> PROVIDED DATA

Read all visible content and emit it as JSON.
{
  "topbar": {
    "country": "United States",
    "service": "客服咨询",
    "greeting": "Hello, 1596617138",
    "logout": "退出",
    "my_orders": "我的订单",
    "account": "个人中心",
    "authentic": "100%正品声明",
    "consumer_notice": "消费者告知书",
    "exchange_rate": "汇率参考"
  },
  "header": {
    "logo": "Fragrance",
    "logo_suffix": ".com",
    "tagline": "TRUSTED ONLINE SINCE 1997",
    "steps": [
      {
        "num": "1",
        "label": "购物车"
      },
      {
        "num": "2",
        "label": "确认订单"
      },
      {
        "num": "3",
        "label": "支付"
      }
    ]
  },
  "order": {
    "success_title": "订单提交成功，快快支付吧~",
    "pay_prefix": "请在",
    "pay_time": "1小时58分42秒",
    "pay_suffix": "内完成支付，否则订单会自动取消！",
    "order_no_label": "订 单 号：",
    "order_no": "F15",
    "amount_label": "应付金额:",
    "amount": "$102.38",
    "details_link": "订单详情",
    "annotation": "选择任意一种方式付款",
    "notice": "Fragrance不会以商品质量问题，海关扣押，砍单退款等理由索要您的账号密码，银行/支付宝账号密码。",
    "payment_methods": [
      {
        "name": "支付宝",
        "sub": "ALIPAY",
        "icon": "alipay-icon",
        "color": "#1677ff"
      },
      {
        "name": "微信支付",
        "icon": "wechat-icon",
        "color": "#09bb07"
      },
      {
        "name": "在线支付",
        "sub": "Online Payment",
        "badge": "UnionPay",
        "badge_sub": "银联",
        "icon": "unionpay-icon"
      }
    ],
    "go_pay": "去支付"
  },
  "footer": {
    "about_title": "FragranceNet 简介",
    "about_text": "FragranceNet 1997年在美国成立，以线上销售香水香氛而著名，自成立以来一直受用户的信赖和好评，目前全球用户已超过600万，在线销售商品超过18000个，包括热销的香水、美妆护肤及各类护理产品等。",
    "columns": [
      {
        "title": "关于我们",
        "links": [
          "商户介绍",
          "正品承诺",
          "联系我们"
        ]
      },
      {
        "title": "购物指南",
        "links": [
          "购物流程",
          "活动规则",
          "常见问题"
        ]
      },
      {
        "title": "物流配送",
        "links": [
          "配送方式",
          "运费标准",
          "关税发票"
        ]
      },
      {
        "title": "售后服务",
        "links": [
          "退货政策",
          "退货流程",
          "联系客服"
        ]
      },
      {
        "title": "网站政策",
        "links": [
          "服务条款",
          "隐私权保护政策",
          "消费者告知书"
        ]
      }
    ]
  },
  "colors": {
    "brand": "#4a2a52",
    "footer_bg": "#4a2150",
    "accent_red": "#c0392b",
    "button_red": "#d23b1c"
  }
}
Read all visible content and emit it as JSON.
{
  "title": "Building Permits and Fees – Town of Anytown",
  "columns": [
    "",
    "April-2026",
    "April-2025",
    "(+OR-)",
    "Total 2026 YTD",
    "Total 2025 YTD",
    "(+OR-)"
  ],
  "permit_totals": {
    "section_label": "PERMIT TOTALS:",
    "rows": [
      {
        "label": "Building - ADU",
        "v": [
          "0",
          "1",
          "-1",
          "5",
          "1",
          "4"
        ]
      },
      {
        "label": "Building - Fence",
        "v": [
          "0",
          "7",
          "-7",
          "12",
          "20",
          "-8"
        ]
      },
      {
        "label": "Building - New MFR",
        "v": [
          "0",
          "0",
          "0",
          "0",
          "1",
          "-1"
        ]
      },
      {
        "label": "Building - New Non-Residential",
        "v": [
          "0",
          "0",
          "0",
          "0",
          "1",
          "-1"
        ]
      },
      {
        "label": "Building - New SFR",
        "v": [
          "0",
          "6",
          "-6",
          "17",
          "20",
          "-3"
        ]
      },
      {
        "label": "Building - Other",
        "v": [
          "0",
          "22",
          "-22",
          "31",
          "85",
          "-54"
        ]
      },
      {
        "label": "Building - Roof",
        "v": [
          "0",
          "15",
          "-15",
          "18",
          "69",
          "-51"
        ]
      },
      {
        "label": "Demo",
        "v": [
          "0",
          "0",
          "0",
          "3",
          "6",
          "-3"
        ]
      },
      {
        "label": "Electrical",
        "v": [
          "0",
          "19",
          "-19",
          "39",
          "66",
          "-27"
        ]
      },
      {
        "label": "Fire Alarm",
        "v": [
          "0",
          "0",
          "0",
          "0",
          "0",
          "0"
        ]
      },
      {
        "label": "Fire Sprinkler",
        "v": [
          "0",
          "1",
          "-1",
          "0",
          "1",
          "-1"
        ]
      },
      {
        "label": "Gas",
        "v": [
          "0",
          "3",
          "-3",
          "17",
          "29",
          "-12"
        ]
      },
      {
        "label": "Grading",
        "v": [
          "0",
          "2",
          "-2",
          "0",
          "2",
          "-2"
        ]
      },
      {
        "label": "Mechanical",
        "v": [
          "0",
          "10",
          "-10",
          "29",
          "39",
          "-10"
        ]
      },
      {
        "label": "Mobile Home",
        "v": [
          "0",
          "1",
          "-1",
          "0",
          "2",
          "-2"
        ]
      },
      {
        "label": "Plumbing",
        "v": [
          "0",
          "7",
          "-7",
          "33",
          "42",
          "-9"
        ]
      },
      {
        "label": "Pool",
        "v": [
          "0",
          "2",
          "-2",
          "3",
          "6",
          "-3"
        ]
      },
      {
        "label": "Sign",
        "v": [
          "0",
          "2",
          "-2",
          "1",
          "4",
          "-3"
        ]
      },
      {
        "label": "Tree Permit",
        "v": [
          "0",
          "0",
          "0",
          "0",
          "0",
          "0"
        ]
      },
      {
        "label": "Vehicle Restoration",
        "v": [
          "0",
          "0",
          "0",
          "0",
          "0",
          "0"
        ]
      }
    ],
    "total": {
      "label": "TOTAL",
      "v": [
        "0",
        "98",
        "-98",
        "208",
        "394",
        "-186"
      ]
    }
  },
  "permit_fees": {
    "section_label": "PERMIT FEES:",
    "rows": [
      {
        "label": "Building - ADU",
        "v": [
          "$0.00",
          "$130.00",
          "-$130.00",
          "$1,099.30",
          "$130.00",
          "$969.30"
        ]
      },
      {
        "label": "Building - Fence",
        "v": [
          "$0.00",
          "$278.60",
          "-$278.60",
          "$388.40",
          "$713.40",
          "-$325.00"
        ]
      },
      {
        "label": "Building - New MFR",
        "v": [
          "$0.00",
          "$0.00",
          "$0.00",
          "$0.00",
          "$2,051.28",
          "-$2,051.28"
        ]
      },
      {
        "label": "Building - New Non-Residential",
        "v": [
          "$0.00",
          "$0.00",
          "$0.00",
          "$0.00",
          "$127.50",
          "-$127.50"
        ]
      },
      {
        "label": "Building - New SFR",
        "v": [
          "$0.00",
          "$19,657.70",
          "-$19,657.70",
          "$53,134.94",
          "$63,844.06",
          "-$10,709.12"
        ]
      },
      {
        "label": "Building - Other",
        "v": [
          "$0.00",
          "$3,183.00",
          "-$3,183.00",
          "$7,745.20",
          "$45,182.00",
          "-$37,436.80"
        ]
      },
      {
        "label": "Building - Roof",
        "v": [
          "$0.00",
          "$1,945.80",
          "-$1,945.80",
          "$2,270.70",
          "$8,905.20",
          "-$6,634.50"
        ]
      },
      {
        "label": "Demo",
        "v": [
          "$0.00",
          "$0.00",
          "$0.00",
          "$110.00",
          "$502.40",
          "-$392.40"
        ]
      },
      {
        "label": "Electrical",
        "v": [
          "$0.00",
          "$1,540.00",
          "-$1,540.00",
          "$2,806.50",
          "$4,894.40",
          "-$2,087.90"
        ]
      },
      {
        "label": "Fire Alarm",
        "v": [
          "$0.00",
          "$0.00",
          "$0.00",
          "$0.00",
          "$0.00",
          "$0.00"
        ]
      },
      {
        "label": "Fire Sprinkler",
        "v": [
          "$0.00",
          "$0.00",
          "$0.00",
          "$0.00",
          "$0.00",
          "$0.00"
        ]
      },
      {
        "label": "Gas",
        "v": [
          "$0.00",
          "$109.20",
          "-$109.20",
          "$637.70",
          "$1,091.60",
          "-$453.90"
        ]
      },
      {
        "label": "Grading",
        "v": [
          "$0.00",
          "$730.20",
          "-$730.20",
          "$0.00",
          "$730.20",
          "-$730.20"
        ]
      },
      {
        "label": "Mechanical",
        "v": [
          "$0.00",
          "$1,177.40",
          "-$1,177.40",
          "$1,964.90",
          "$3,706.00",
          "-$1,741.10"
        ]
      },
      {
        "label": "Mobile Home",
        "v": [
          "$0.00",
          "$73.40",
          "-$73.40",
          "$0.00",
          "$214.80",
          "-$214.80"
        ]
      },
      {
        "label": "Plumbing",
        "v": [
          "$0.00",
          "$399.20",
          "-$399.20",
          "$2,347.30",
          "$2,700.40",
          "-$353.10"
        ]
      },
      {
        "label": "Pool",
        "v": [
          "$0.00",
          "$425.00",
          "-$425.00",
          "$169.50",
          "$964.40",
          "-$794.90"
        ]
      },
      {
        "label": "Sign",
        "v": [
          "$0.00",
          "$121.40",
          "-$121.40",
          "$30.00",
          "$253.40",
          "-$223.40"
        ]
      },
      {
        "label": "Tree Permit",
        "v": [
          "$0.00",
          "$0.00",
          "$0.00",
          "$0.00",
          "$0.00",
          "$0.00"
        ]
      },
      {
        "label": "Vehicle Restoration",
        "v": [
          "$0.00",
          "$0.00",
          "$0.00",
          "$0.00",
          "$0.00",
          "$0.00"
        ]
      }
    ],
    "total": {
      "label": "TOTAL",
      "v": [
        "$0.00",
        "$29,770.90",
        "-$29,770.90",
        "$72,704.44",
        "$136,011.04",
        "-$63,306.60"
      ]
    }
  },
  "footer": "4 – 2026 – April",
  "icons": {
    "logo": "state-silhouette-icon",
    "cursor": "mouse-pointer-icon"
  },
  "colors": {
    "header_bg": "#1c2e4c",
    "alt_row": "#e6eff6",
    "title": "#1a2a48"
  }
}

> TASK DESCRIPTION
Copy every line in the entries above that has the string "April" in it.

> FULL ANSWER
    "April-2026",
    "April-2025",
  "footer": "4 – 2026 – April",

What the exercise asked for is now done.